Collected data entries

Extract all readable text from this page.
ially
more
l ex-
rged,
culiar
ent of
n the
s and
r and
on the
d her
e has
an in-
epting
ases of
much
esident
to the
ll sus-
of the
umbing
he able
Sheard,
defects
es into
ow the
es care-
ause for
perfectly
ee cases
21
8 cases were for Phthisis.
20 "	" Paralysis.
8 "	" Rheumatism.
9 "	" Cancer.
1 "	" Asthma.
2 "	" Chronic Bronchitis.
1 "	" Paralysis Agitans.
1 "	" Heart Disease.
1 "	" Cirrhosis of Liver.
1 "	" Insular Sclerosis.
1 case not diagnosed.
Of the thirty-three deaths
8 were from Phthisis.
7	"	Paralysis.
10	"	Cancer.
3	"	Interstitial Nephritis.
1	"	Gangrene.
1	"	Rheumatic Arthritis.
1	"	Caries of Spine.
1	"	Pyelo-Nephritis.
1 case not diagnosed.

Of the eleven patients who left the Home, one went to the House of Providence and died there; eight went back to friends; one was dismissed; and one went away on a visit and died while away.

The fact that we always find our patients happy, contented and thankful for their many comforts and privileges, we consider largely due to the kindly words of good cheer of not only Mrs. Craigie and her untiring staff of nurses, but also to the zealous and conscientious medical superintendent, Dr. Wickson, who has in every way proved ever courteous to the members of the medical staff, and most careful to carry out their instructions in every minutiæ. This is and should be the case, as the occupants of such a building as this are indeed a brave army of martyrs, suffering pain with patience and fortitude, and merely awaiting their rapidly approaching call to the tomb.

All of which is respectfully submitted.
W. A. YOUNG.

==

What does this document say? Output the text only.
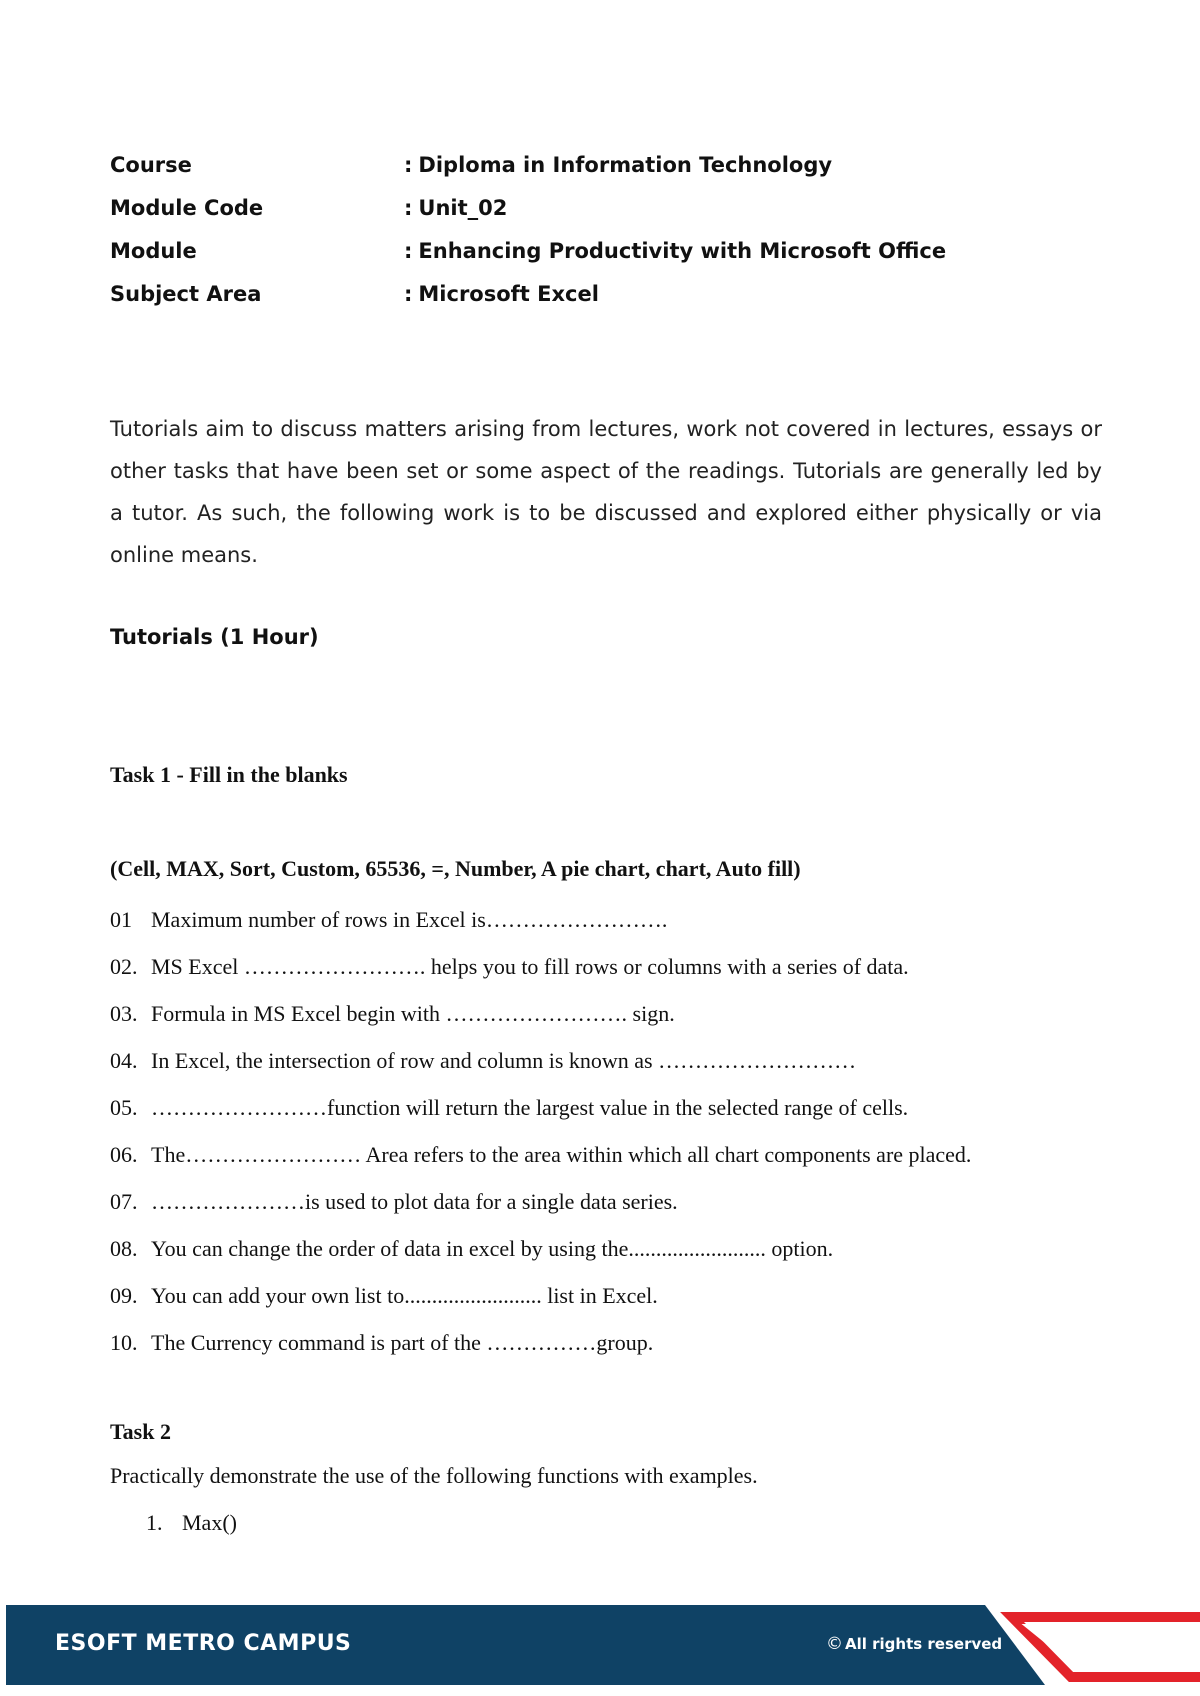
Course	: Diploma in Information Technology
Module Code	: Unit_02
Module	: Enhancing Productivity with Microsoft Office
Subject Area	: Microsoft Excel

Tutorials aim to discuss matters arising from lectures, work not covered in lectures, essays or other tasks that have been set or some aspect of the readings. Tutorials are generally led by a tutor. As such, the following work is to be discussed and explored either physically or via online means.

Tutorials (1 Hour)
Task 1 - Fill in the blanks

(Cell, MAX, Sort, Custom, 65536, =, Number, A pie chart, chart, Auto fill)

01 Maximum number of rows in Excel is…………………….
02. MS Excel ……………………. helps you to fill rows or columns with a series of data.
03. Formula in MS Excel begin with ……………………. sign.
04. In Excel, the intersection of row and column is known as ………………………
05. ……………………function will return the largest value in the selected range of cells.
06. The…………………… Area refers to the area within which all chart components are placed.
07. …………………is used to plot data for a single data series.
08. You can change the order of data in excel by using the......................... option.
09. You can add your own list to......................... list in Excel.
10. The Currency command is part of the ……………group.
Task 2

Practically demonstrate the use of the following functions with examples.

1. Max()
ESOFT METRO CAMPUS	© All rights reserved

● **WHAT TO WORK ON**: Where a line in the records above includes the string "text", show it.

● **YOUR RESPONSE**:
Extract all readable text from this page.
What does this document say? Output the text only.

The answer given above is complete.